▸ **Set problem**:
Transcribe exactly the lines from the one containing "Give me the" through the end of the data, both included. Leave out pictures.

+ + +

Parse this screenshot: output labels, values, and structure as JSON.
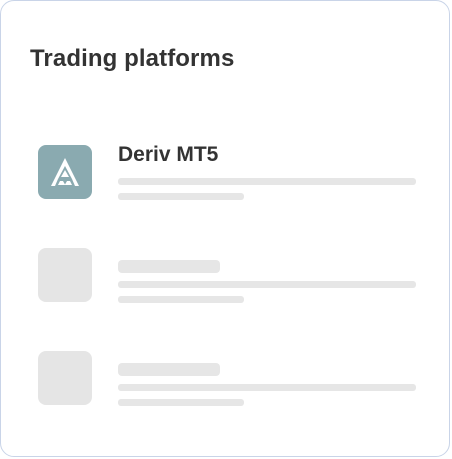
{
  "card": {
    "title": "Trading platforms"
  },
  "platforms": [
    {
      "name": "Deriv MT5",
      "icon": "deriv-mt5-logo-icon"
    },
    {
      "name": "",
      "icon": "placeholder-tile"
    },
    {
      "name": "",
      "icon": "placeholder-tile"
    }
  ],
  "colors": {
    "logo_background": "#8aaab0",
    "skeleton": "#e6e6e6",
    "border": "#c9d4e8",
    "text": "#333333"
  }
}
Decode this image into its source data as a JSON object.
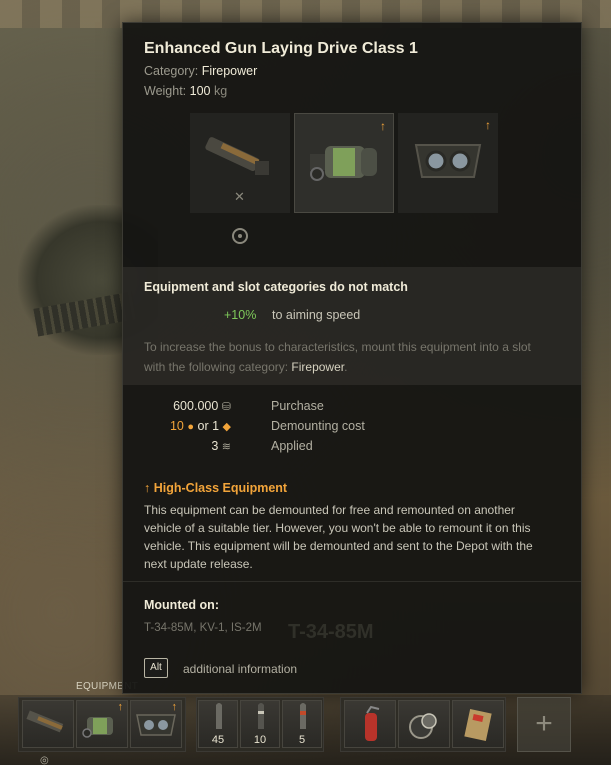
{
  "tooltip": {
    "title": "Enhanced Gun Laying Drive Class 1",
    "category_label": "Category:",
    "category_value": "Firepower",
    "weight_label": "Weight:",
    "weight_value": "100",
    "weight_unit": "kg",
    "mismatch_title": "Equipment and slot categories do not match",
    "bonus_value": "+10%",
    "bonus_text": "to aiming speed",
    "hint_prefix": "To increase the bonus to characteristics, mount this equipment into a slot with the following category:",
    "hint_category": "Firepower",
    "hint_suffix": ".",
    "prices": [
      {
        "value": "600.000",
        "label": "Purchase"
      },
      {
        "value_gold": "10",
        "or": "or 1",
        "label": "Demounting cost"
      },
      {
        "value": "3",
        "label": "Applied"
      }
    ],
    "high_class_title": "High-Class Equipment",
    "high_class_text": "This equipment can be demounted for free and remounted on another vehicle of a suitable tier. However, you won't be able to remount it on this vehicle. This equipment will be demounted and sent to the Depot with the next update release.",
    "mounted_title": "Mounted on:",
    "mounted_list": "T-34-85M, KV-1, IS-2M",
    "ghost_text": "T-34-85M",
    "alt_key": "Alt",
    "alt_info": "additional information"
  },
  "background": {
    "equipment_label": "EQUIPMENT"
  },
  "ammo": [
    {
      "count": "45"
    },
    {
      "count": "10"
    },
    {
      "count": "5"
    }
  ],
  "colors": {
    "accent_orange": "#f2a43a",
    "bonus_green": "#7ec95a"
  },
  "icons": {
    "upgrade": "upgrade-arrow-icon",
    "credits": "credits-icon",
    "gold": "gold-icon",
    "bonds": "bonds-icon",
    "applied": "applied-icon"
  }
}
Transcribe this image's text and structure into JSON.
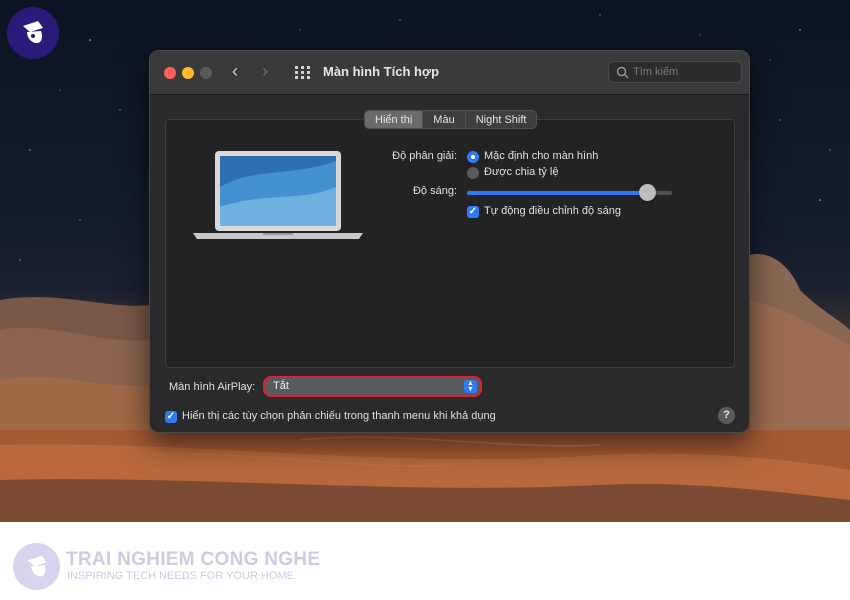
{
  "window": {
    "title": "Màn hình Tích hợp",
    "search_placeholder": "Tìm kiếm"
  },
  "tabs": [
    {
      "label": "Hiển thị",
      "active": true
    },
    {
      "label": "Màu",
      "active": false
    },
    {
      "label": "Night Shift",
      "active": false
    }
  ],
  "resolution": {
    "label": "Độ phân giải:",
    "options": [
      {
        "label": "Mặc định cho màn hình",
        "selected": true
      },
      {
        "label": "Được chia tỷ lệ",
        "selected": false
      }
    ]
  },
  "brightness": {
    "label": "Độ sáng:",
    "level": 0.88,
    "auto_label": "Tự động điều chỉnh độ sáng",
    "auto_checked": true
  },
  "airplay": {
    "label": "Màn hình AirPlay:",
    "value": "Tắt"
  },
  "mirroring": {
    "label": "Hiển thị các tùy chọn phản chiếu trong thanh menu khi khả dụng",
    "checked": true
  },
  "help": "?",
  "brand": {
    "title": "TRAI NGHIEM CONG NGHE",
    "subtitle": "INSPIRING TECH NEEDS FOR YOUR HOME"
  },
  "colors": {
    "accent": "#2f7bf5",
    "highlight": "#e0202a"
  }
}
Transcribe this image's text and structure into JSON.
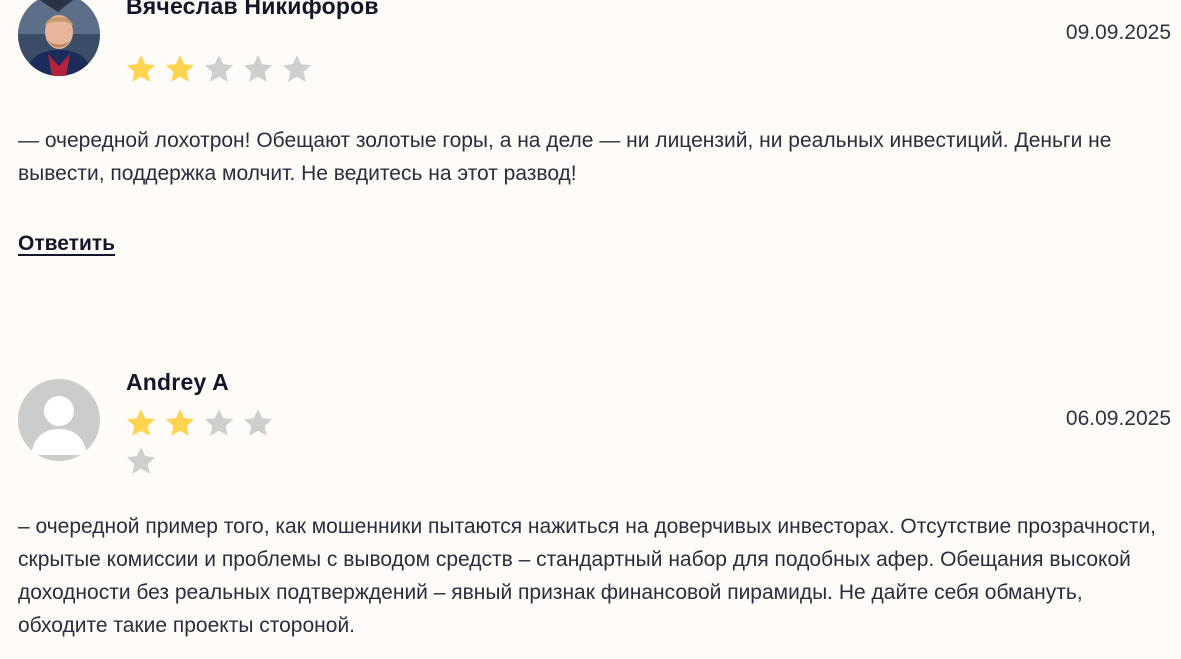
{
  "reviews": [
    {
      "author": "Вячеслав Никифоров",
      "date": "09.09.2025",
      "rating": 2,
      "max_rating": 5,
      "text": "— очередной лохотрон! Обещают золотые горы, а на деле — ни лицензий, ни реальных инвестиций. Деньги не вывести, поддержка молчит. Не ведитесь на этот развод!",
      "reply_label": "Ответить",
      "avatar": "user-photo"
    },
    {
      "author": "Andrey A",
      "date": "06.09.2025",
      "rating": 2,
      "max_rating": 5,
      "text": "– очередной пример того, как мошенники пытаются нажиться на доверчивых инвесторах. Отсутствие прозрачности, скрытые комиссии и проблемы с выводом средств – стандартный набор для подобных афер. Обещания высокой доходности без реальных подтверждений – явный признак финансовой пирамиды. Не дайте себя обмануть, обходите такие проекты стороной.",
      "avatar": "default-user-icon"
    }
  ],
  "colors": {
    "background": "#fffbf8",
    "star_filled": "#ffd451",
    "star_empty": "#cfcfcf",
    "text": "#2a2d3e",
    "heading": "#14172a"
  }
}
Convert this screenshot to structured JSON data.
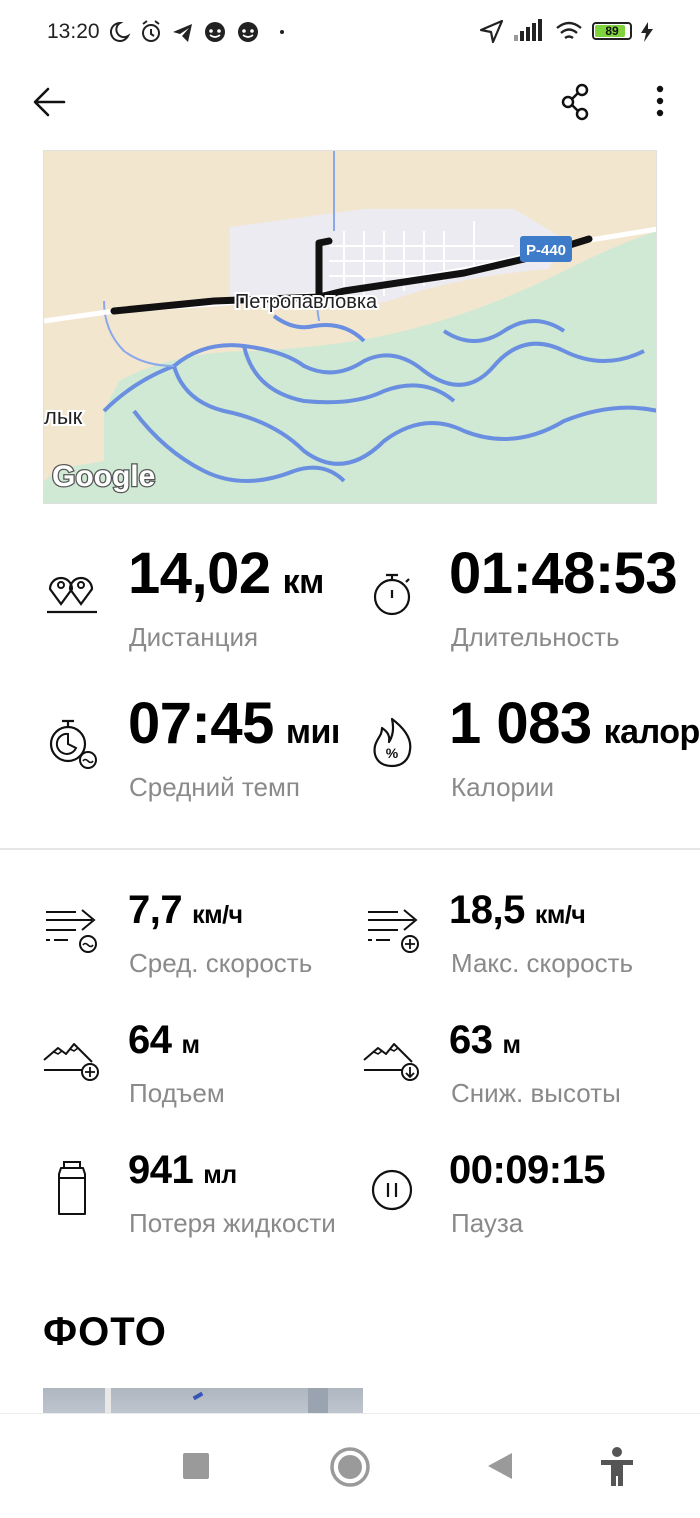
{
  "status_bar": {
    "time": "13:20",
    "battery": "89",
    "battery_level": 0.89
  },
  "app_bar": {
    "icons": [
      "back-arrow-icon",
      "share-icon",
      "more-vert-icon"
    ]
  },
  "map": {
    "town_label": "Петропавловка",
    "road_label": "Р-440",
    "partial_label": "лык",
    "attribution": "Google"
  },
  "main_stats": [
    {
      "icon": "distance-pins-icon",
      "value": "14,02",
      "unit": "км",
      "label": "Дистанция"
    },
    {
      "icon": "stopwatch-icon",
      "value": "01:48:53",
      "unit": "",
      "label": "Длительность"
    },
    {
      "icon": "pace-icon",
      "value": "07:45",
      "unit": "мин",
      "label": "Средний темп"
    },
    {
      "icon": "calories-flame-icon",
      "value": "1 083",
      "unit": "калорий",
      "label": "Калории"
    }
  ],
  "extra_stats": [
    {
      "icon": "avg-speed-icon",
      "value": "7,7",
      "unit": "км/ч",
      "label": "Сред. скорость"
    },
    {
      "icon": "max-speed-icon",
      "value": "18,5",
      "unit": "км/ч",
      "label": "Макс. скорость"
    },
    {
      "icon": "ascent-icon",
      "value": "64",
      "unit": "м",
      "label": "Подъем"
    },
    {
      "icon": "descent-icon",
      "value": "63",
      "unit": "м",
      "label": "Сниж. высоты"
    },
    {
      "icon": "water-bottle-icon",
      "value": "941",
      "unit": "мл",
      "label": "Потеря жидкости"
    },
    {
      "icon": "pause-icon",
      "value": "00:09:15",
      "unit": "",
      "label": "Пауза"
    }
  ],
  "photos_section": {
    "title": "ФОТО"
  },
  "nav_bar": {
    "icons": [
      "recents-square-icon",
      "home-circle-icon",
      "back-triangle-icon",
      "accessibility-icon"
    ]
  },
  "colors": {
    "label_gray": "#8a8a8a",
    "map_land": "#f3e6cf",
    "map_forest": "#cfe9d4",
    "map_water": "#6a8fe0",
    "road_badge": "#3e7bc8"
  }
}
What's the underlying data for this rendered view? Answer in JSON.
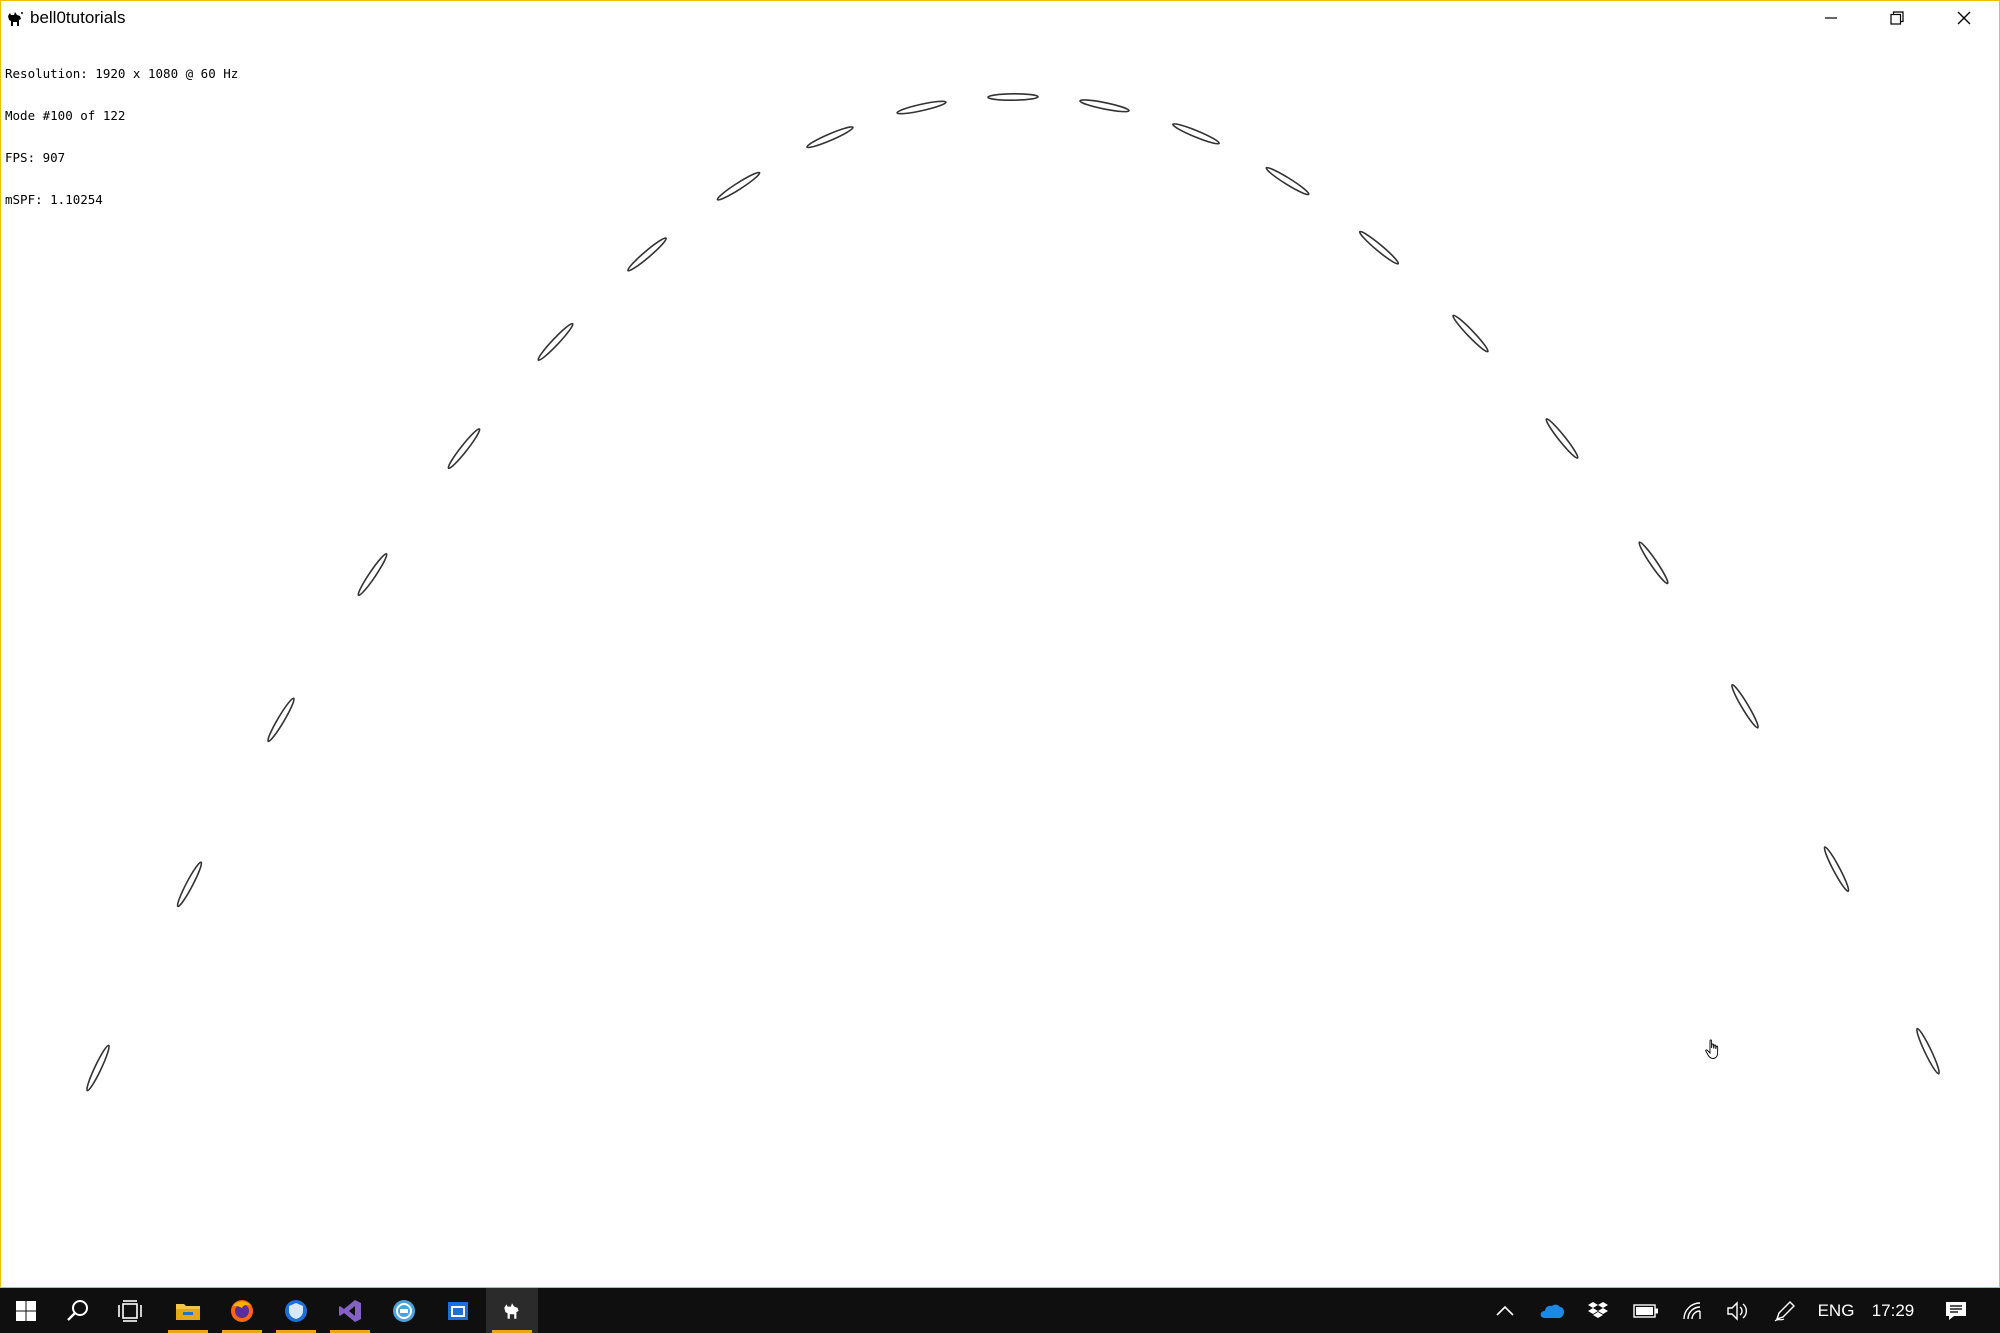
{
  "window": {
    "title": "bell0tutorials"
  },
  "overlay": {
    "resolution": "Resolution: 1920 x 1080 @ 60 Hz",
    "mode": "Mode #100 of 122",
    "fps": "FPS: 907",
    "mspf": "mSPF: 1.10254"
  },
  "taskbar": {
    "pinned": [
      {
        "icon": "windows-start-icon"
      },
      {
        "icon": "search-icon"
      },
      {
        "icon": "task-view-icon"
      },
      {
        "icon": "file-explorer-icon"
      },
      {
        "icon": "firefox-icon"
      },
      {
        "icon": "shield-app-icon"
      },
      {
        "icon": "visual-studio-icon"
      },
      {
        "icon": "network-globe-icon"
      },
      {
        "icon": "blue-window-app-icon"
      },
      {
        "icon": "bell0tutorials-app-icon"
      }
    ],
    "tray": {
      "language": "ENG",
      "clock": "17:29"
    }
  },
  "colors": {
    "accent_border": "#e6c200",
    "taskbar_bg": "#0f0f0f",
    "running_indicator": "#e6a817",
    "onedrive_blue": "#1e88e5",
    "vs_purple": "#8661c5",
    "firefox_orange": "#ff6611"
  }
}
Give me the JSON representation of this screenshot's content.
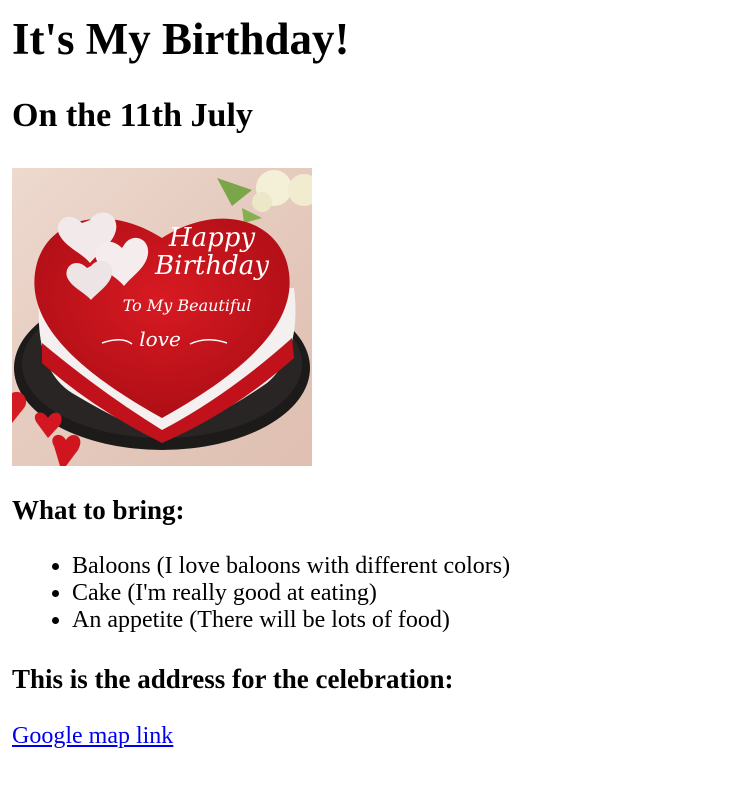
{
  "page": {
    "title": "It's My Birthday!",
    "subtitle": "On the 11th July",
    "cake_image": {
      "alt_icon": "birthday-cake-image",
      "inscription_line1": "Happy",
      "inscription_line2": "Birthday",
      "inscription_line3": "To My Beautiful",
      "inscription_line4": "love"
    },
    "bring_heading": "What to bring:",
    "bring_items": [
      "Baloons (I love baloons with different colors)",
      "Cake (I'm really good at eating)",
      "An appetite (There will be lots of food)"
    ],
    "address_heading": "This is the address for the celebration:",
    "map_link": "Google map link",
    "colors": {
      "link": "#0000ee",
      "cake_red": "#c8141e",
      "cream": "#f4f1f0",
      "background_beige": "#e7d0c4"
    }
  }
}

+ + +

▸ **Final result**:
Give me the JSON representation of this screenshot's content.
{
  "page": {
    "title": "It's My Birthday!",
    "subtitle": "On the 11th July",
    "cake_image": {
      "alt_icon": "birthday-cake-image",
      "inscription_line1": "Happy",
      "inscription_line2": "Birthday",
      "inscription_line3": "To My Beautiful",
      "inscription_line4": "love"
    },
    "bring_heading": "What to bring:",
    "bring_items": [
      "Baloons (I love baloons with different colors)",
      "Cake (I'm really good at eating)",
      "An appetite (There will be lots of food)"
    ],
    "address_heading": "This is the address for the celebration:",
    "map_link": "Google map link",
    "colors": {
      "link": "#0000ee",
      "cake_red": "#c8141e",
      "cream": "#f4f1f0",
      "background_beige": "#e7d0c4"
    }
  }
}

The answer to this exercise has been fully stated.